DO THIS: For the listing below, give the number of lines in which "JSON" occurs. Add nothing.
═══ DATA IN THIS EXERCISE ═══
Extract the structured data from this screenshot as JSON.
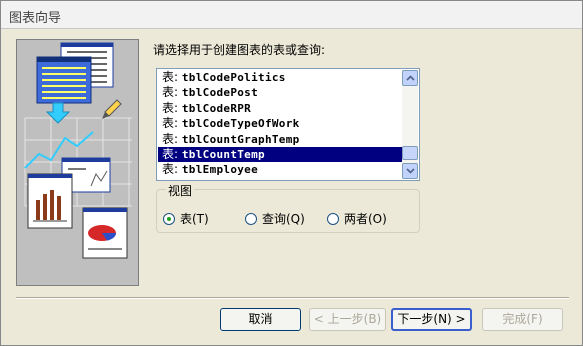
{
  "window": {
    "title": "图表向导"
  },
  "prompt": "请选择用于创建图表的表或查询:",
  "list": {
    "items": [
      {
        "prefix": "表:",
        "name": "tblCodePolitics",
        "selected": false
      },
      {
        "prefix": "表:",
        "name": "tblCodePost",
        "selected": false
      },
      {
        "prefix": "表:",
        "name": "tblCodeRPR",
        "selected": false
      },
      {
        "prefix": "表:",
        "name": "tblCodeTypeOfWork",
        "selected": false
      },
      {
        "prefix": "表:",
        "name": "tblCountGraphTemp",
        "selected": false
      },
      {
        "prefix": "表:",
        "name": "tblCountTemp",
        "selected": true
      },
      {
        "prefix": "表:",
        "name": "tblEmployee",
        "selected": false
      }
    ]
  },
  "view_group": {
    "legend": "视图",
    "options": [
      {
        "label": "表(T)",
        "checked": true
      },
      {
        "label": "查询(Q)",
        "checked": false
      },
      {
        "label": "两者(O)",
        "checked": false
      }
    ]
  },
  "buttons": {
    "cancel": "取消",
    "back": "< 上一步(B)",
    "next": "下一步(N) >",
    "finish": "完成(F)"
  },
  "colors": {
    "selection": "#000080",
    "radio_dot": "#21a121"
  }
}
═══
═══ DATA IN THIS EXERCISE ═══
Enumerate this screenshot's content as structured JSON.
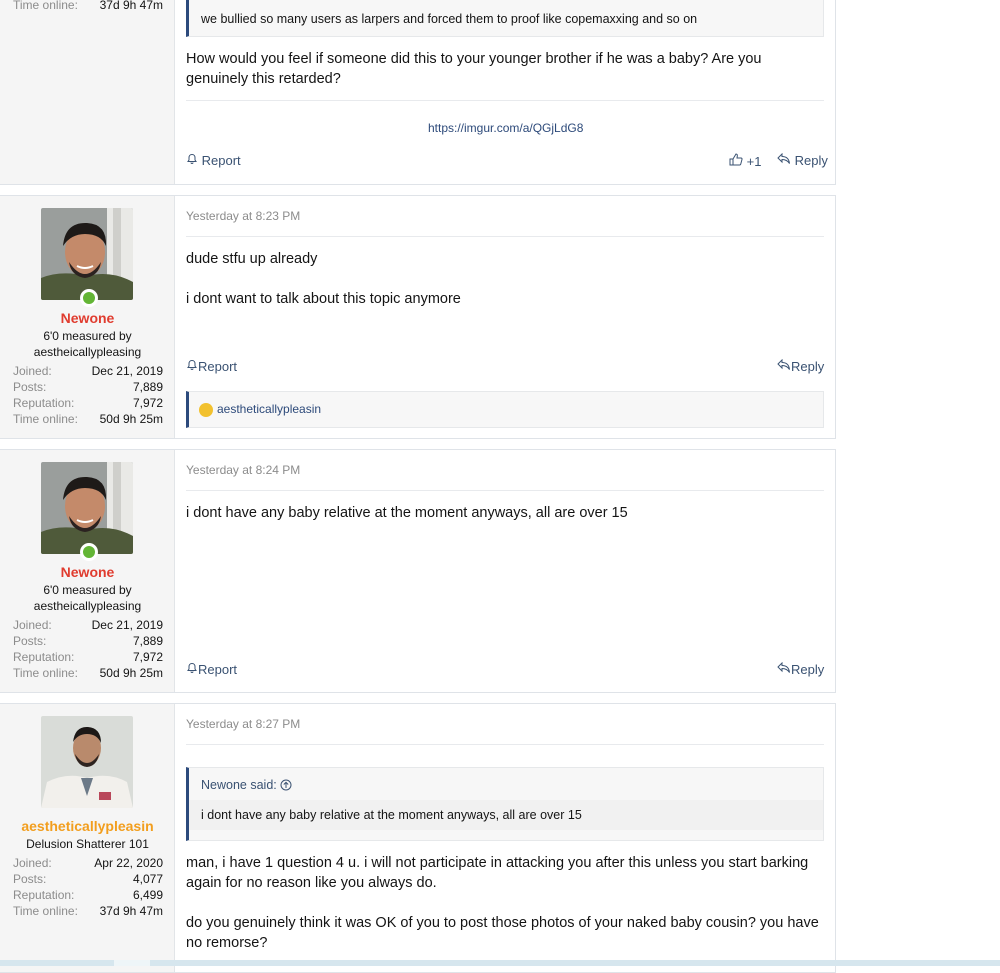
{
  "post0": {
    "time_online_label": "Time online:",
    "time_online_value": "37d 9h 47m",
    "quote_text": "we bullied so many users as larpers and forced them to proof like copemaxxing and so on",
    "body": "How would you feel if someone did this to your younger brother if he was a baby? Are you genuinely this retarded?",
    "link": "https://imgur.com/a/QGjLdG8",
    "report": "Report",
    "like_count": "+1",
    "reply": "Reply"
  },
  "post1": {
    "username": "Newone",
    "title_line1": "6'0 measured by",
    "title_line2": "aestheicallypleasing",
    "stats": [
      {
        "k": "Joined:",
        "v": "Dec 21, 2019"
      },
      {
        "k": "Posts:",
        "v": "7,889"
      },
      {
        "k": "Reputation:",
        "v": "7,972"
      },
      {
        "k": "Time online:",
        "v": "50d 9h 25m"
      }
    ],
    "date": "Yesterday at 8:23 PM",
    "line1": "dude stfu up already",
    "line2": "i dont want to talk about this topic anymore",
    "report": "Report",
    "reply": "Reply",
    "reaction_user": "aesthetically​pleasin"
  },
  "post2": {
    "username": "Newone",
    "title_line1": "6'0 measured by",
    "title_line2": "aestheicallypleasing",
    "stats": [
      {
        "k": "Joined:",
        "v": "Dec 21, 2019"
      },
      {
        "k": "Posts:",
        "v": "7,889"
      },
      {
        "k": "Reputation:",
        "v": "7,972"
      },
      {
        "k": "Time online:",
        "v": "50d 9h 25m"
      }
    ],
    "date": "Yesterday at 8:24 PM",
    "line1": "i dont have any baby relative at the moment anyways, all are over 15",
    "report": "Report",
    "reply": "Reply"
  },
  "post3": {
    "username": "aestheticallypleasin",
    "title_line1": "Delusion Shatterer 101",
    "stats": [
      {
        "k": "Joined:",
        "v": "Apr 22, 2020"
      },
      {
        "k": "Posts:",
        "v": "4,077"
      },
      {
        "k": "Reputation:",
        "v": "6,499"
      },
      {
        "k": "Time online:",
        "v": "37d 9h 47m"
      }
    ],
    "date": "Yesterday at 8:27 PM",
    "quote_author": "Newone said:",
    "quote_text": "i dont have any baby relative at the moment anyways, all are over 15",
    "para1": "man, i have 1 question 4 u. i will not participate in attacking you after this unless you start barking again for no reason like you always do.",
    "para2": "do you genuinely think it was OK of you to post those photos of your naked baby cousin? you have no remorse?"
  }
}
═══
RESPONSE TO THIS EXERCISE: 2